Please copy all the lines that follow, word for word.

Structured figure records:
━━━━━━━━━━━━━━━━

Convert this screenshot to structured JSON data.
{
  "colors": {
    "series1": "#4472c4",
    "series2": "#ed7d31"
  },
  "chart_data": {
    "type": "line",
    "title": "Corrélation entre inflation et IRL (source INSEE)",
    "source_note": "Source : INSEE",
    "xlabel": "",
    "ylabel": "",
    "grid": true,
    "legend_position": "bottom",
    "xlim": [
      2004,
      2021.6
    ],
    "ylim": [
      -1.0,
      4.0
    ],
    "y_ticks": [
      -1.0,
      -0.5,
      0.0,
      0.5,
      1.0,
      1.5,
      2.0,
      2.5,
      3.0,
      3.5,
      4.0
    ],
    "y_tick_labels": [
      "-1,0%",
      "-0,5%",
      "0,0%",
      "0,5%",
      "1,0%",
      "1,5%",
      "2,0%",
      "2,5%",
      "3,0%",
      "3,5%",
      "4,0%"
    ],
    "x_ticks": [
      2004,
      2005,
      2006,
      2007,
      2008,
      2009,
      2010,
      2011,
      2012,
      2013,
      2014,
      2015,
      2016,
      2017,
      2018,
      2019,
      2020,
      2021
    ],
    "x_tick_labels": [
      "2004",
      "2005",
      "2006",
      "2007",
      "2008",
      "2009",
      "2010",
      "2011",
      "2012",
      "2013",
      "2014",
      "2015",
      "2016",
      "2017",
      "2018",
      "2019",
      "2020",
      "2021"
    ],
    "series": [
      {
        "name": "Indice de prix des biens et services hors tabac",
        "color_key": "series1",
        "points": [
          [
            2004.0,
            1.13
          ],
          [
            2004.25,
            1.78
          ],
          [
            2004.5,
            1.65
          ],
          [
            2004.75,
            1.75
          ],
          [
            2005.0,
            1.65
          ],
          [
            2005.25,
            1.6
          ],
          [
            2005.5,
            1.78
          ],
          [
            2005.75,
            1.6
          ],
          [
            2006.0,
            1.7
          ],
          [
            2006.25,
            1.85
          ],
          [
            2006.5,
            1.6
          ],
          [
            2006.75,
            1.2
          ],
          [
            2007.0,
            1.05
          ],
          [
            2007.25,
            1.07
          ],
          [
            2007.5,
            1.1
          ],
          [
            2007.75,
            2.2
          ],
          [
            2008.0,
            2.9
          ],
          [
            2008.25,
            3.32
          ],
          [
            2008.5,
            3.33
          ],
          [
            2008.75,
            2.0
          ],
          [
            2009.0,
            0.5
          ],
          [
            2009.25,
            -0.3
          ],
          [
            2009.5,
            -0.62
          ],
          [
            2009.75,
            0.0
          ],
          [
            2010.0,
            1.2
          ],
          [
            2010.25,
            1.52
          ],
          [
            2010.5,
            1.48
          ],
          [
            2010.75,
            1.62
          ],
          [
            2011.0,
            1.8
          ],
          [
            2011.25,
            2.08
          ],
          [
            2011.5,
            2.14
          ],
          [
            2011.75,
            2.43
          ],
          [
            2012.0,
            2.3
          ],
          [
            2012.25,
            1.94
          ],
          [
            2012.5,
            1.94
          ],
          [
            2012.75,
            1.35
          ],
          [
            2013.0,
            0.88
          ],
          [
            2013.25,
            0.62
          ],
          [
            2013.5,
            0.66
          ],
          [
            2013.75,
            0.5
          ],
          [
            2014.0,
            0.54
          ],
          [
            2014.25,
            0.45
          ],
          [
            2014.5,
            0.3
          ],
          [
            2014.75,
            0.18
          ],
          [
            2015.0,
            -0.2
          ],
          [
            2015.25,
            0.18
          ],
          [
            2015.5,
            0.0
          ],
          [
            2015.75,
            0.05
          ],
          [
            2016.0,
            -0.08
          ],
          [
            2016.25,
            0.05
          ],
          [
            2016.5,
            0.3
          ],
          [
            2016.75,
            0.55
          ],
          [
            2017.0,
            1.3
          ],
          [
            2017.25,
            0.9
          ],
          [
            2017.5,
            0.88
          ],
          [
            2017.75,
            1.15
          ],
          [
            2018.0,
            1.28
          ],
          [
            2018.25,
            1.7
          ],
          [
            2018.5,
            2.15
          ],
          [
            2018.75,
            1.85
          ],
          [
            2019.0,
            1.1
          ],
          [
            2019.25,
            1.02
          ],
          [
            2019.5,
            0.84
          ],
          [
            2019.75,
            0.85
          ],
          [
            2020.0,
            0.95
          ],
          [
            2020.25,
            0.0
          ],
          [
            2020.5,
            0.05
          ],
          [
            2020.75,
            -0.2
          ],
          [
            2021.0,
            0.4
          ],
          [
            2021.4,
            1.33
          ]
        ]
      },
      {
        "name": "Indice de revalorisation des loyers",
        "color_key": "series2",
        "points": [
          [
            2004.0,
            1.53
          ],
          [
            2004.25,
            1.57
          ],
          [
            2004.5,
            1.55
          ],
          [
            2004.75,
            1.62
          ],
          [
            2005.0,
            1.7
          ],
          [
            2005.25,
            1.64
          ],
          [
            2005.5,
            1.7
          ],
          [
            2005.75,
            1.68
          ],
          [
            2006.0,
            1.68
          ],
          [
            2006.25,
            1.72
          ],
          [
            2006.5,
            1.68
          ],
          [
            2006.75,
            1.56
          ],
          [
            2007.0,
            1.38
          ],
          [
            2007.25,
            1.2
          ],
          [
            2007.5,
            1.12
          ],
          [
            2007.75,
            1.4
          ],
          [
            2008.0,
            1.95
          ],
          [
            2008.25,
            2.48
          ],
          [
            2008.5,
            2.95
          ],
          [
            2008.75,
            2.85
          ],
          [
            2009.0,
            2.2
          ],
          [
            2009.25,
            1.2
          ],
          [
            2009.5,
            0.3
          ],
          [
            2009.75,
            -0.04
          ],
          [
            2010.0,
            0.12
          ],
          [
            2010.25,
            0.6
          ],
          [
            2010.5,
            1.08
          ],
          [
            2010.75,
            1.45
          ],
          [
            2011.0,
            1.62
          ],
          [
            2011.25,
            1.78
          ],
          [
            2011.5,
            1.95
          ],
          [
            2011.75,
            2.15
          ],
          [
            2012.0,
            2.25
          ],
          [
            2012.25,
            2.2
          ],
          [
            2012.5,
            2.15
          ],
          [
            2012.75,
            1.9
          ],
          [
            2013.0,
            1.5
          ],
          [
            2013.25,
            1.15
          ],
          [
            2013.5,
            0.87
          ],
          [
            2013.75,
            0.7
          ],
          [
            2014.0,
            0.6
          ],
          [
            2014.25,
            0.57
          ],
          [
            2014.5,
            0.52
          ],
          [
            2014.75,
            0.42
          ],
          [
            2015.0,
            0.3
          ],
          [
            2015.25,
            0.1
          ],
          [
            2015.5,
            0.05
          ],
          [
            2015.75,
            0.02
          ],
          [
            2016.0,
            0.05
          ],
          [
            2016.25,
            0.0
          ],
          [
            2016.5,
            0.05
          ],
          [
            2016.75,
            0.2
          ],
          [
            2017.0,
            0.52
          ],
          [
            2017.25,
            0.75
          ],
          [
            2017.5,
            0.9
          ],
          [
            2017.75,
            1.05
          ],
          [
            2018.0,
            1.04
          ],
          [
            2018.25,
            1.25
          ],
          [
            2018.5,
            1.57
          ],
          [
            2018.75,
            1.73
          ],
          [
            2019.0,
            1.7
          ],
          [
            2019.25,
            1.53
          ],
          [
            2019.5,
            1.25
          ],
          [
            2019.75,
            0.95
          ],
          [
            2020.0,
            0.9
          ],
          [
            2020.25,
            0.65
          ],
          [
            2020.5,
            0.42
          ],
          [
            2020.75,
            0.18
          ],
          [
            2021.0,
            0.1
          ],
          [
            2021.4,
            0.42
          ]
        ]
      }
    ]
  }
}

━━━━━━━━━━━━━━━━

▸ **Answer to this exercise**
Convert this screenshot to structured JSON data.
{
  "colors": {
    "series1": "#4472c4",
    "series2": "#ed7d31"
  },
  "chart_data": {
    "type": "line",
    "title": "Corrélation entre inflation et IRL (source INSEE)",
    "source_note": "Source : INSEE",
    "xlabel": "",
    "ylabel": "",
    "grid": true,
    "legend_position": "bottom",
    "xlim": [
      2004,
      2021.6
    ],
    "ylim": [
      -1.0,
      4.0
    ],
    "y_ticks": [
      -1.0,
      -0.5,
      0.0,
      0.5,
      1.0,
      1.5,
      2.0,
      2.5,
      3.0,
      3.5,
      4.0
    ],
    "y_tick_labels": [
      "-1,0%",
      "-0,5%",
      "0,0%",
      "0,5%",
      "1,0%",
      "1,5%",
      "2,0%",
      "2,5%",
      "3,0%",
      "3,5%",
      "4,0%"
    ],
    "x_ticks": [
      2004,
      2005,
      2006,
      2007,
      2008,
      2009,
      2010,
      2011,
      2012,
      2013,
      2014,
      2015,
      2016,
      2017,
      2018,
      2019,
      2020,
      2021
    ],
    "x_tick_labels": [
      "2004",
      "2005",
      "2006",
      "2007",
      "2008",
      "2009",
      "2010",
      "2011",
      "2012",
      "2013",
      "2014",
      "2015",
      "2016",
      "2017",
      "2018",
      "2019",
      "2020",
      "2021"
    ],
    "series": [
      {
        "name": "Indice de prix des biens et services hors tabac",
        "color_key": "series1",
        "points": [
          [
            2004.0,
            1.13
          ],
          [
            2004.25,
            1.78
          ],
          [
            2004.5,
            1.65
          ],
          [
            2004.75,
            1.75
          ],
          [
            2005.0,
            1.65
          ],
          [
            2005.25,
            1.6
          ],
          [
            2005.5,
            1.78
          ],
          [
            2005.75,
            1.6
          ],
          [
            2006.0,
            1.7
          ],
          [
            2006.25,
            1.85
          ],
          [
            2006.5,
            1.6
          ],
          [
            2006.75,
            1.2
          ],
          [
            2007.0,
            1.05
          ],
          [
            2007.25,
            1.07
          ],
          [
            2007.5,
            1.1
          ],
          [
            2007.75,
            2.2
          ],
          [
            2008.0,
            2.9
          ],
          [
            2008.25,
            3.32
          ],
          [
            2008.5,
            3.33
          ],
          [
            2008.75,
            2.0
          ],
          [
            2009.0,
            0.5
          ],
          [
            2009.25,
            -0.3
          ],
          [
            2009.5,
            -0.62
          ],
          [
            2009.75,
            0.0
          ],
          [
            2010.0,
            1.2
          ],
          [
            2010.25,
            1.52
          ],
          [
            2010.5,
            1.48
          ],
          [
            2010.75,
            1.62
          ],
          [
            2011.0,
            1.8
          ],
          [
            2011.25,
            2.08
          ],
          [
            2011.5,
            2.14
          ],
          [
            2011.75,
            2.43
          ],
          [
            2012.0,
            2.3
          ],
          [
            2012.25,
            1.94
          ],
          [
            2012.5,
            1.94
          ],
          [
            2012.75,
            1.35
          ],
          [
            2013.0,
            0.88
          ],
          [
            2013.25,
            0.62
          ],
          [
            2013.5,
            0.66
          ],
          [
            2013.75,
            0.5
          ],
          [
            2014.0,
            0.54
          ],
          [
            2014.25,
            0.45
          ],
          [
            2014.5,
            0.3
          ],
          [
            2014.75,
            0.18
          ],
          [
            2015.0,
            -0.2
          ],
          [
            2015.25,
            0.18
          ],
          [
            2015.5,
            0.0
          ],
          [
            2015.75,
            0.05
          ],
          [
            2016.0,
            -0.08
          ],
          [
            2016.25,
            0.05
          ],
          [
            2016.5,
            0.3
          ],
          [
            2016.75,
            0.55
          ],
          [
            2017.0,
            1.3
          ],
          [
            2017.25,
            0.9
          ],
          [
            2017.5,
            0.88
          ],
          [
            2017.75,
            1.15
          ],
          [
            2018.0,
            1.28
          ],
          [
            2018.25,
            1.7
          ],
          [
            2018.5,
            2.15
          ],
          [
            2018.75,
            1.85
          ],
          [
            2019.0,
            1.1
          ],
          [
            2019.25,
            1.02
          ],
          [
            2019.5,
            0.84
          ],
          [
            2019.75,
            0.85
          ],
          [
            2020.0,
            0.95
          ],
          [
            2020.25,
            0.0
          ],
          [
            2020.5,
            0.05
          ],
          [
            2020.75,
            -0.2
          ],
          [
            2021.0,
            0.4
          ],
          [
            2021.4,
            1.33
          ]
        ]
      },
      {
        "name": "Indice de revalorisation des loyers",
        "color_key": "series2",
        "points": [
          [
            2004.0,
            1.53
          ],
          [
            2004.25,
            1.57
          ],
          [
            2004.5,
            1.55
          ],
          [
            2004.75,
            1.62
          ],
          [
            2005.0,
            1.7
          ],
          [
            2005.25,
            1.64
          ],
          [
            2005.5,
            1.7
          ],
          [
            2005.75,
            1.68
          ],
          [
            2006.0,
            1.68
          ],
          [
            2006.25,
            1.72
          ],
          [
            2006.5,
            1.68
          ],
          [
            2006.75,
            1.56
          ],
          [
            2007.0,
            1.38
          ],
          [
            2007.25,
            1.2
          ],
          [
            2007.5,
            1.12
          ],
          [
            2007.75,
            1.4
          ],
          [
            2008.0,
            1.95
          ],
          [
            2008.25,
            2.48
          ],
          [
            2008.5,
            2.95
          ],
          [
            2008.75,
            2.85
          ],
          [
            2009.0,
            2.2
          ],
          [
            2009.25,
            1.2
          ],
          [
            2009.5,
            0.3
          ],
          [
            2009.75,
            -0.04
          ],
          [
            2010.0,
            0.12
          ],
          [
            2010.25,
            0.6
          ],
          [
            2010.5,
            1.08
          ],
          [
            2010.75,
            1.45
          ],
          [
            2011.0,
            1.62
          ],
          [
            2011.25,
            1.78
          ],
          [
            2011.5,
            1.95
          ],
          [
            2011.75,
            2.15
          ],
          [
            2012.0,
            2.25
          ],
          [
            2012.25,
            2.2
          ],
          [
            2012.5,
            2.15
          ],
          [
            2012.75,
            1.9
          ],
          [
            2013.0,
            1.5
          ],
          [
            2013.25,
            1.15
          ],
          [
            2013.5,
            0.87
          ],
          [
            2013.75,
            0.7
          ],
          [
            2014.0,
            0.6
          ],
          [
            2014.25,
            0.57
          ],
          [
            2014.5,
            0.52
          ],
          [
            2014.75,
            0.42
          ],
          [
            2015.0,
            0.3
          ],
          [
            2015.25,
            0.1
          ],
          [
            2015.5,
            0.05
          ],
          [
            2015.75,
            0.02
          ],
          [
            2016.0,
            0.05
          ],
          [
            2016.25,
            0.0
          ],
          [
            2016.5,
            0.05
          ],
          [
            2016.75,
            0.2
          ],
          [
            2017.0,
            0.52
          ],
          [
            2017.25,
            0.75
          ],
          [
            2017.5,
            0.9
          ],
          [
            2017.75,
            1.05
          ],
          [
            2018.0,
            1.04
          ],
          [
            2018.25,
            1.25
          ],
          [
            2018.5,
            1.57
          ],
          [
            2018.75,
            1.73
          ],
          [
            2019.0,
            1.7
          ],
          [
            2019.25,
            1.53
          ],
          [
            2019.5,
            1.25
          ],
          [
            2019.75,
            0.95
          ],
          [
            2020.0,
            0.9
          ],
          [
            2020.25,
            0.65
          ],
          [
            2020.5,
            0.42
          ],
          [
            2020.75,
            0.18
          ],
          [
            2021.0,
            0.1
          ],
          [
            2021.4,
            0.42
          ]
        ]
      }
    ]
  }
}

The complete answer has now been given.